Furthermore, we’ve represented the training of a single node within a tree as an OpenMP task as well. Thus, we have that nodes are mapped to a single thread that is working to complete its computation. Finally, for the finest-level of parallelism, we are representing the computation of the gini-impurity score for a single split as a task within OpenMP as well. Thus, the work of computing that gini-impurity score is also mapped to a thread for work. Regardless, all pieces of independent work are being mapped to a single thread that will complete its execution due to the fact that we are using the OpenMP parallelism model for training.

Code Profiling

Given our pre-existing knowledge about the random forest algorithm, we had some idea of what areas of the sequential code had the most opportunity for parallelization. This included parallelizing the training of individual random trees within a forest, as they are all significant and independent pieces of computation. Furthermore, from our prior experience with Lab 3 using OpenMP to improve the speedup for an N-body simulation, we noticed that the tree-like structure exhibits a very similar structure to that of the quad-trees in Lab 3. Thus, we noticed that we can parallelize the creation of the children as well. Furthermore, we believed that there were other opportunities for parallelizing this algorithm to make it more efficient, specifically for the computation within a single node. In order to confirm our hypothesis as well as find other areas for improvement that we may not have thought of, we started by profiling the sequential implementation of the random forest algorithm.

In order to profile our code, we placed timing code around the main areas of the implementation. We got a total time for training a single decision tree. Within training a decision tree, in the fit function, the three main portions of computation were determined to be the calls to find_best_split, split, and the recursive calls for training the children. We placed individual timers around these calls to gain a more granular look at which portions of the code were slow. A sample of the outputs that were received is below.

● **LISTED RECORDS**:
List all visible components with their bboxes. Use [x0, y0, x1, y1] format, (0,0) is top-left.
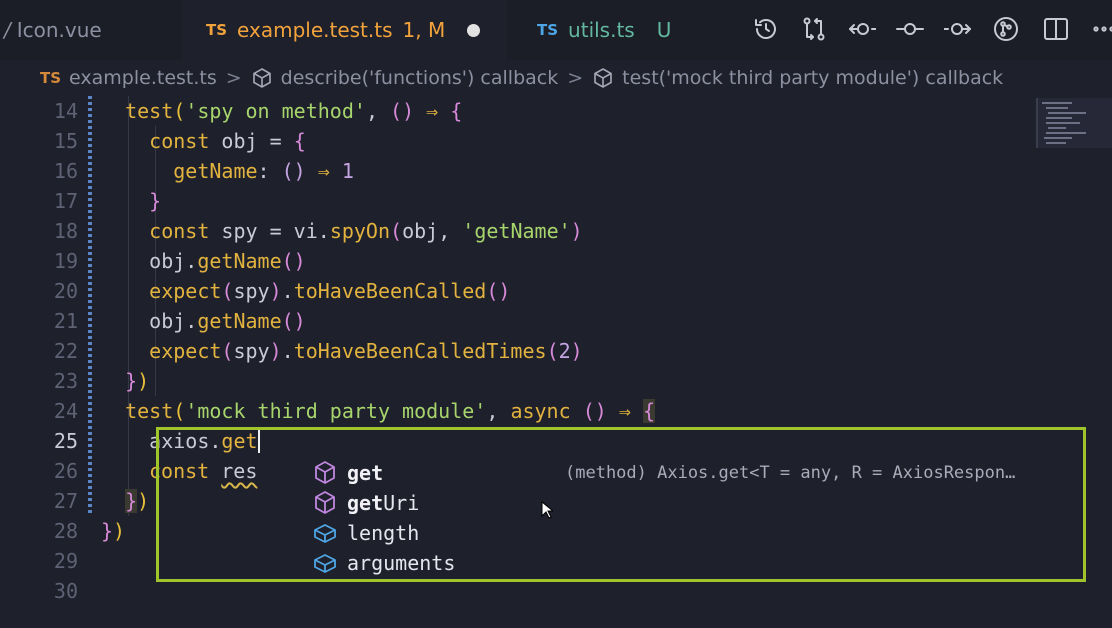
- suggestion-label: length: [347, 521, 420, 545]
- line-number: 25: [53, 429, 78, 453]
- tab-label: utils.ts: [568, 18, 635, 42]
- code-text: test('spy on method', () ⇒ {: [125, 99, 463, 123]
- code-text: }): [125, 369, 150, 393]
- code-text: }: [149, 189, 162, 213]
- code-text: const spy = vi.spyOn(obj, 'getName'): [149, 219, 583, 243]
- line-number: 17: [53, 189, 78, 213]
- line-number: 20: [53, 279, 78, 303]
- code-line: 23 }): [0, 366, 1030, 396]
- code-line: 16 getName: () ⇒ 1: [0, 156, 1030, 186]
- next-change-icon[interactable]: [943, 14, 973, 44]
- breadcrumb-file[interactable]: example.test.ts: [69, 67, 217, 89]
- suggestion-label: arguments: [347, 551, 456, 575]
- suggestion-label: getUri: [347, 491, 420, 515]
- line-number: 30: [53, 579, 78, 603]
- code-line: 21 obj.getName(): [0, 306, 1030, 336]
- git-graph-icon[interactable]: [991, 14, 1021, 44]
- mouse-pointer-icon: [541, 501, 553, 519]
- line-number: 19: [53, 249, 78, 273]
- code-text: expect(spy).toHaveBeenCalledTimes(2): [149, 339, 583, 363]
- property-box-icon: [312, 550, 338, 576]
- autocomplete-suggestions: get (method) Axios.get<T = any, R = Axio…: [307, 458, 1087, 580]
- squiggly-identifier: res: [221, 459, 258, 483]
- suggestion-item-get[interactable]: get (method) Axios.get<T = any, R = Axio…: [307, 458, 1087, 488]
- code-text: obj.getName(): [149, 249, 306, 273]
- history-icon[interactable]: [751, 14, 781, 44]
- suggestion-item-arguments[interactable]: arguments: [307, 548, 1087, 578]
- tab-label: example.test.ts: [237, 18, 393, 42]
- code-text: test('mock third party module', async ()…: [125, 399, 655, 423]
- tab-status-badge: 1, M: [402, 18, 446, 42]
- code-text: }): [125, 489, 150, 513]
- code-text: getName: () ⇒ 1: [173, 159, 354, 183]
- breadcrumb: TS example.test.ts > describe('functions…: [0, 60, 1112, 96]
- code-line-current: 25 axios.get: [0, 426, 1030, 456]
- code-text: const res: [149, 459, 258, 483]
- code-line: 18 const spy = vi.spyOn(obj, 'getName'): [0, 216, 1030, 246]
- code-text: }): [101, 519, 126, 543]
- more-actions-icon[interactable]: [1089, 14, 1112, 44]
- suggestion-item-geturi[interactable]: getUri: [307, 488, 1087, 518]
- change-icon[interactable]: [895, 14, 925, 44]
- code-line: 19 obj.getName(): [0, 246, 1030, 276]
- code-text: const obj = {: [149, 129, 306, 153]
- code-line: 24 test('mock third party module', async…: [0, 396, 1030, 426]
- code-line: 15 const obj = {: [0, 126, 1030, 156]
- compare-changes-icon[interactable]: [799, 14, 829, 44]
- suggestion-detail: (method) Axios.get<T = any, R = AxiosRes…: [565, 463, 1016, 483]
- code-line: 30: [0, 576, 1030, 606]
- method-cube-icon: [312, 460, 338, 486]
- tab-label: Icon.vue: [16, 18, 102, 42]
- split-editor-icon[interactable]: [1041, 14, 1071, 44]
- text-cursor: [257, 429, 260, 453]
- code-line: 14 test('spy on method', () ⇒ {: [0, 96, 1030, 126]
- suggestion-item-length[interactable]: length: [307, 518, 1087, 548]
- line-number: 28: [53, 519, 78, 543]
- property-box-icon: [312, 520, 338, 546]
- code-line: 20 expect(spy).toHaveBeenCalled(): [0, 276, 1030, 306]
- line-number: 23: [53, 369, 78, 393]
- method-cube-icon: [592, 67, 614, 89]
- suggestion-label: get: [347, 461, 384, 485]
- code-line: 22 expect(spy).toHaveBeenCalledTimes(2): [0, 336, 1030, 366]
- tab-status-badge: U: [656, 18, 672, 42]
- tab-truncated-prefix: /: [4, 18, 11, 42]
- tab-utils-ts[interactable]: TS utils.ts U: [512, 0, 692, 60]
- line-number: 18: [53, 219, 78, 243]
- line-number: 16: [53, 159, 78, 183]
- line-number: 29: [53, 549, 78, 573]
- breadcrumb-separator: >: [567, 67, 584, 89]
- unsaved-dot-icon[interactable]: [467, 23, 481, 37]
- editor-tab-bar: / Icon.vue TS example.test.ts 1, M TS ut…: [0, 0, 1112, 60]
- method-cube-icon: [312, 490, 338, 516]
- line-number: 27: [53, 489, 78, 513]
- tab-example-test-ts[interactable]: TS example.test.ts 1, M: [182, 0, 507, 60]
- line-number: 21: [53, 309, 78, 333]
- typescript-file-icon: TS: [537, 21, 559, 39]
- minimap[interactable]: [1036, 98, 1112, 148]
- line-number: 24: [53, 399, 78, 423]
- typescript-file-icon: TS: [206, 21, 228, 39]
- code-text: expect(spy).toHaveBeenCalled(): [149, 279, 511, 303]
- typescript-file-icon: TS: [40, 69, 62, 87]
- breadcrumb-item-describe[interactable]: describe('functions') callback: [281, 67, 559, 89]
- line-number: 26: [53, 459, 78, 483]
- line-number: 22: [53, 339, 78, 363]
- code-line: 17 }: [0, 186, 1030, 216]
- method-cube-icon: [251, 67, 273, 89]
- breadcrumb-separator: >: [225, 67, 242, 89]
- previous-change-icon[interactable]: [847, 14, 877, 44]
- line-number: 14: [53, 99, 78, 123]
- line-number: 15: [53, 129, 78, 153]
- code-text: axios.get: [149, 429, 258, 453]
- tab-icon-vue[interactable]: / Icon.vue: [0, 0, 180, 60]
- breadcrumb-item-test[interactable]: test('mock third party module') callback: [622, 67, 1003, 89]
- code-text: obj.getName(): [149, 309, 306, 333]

==

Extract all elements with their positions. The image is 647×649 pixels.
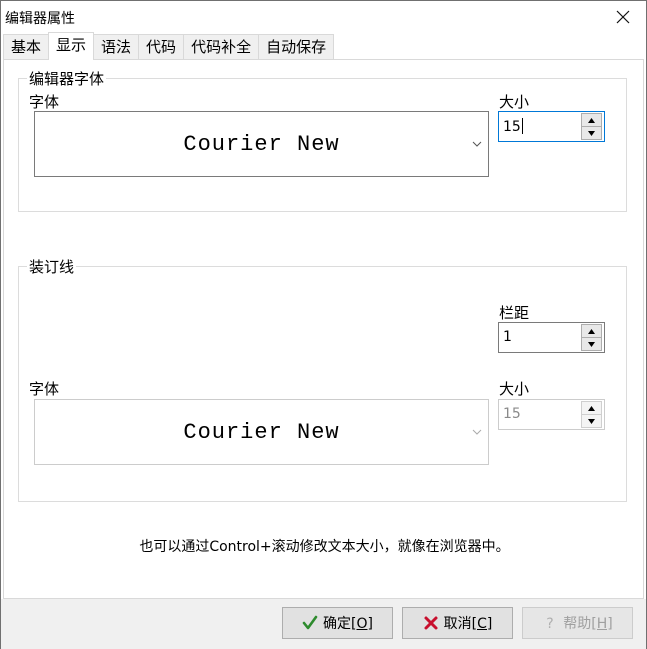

● **PROBLEM**:
Answer these questions about the random forest parallelization write-up.
1. At the finest level of parallelism, what work is represented as an OpenMP task?
2. What did the authors use OpenMP to speed up in Lab 3?
3. What three main portions of computation were identified within the fit function?

● **EXERCISE RESULT**:
1. Computing the gini-impurity score for a single split.
2. An N-body simulation.
3. The calls to find_best_split, the calls to split, and the recursive calls for training the children.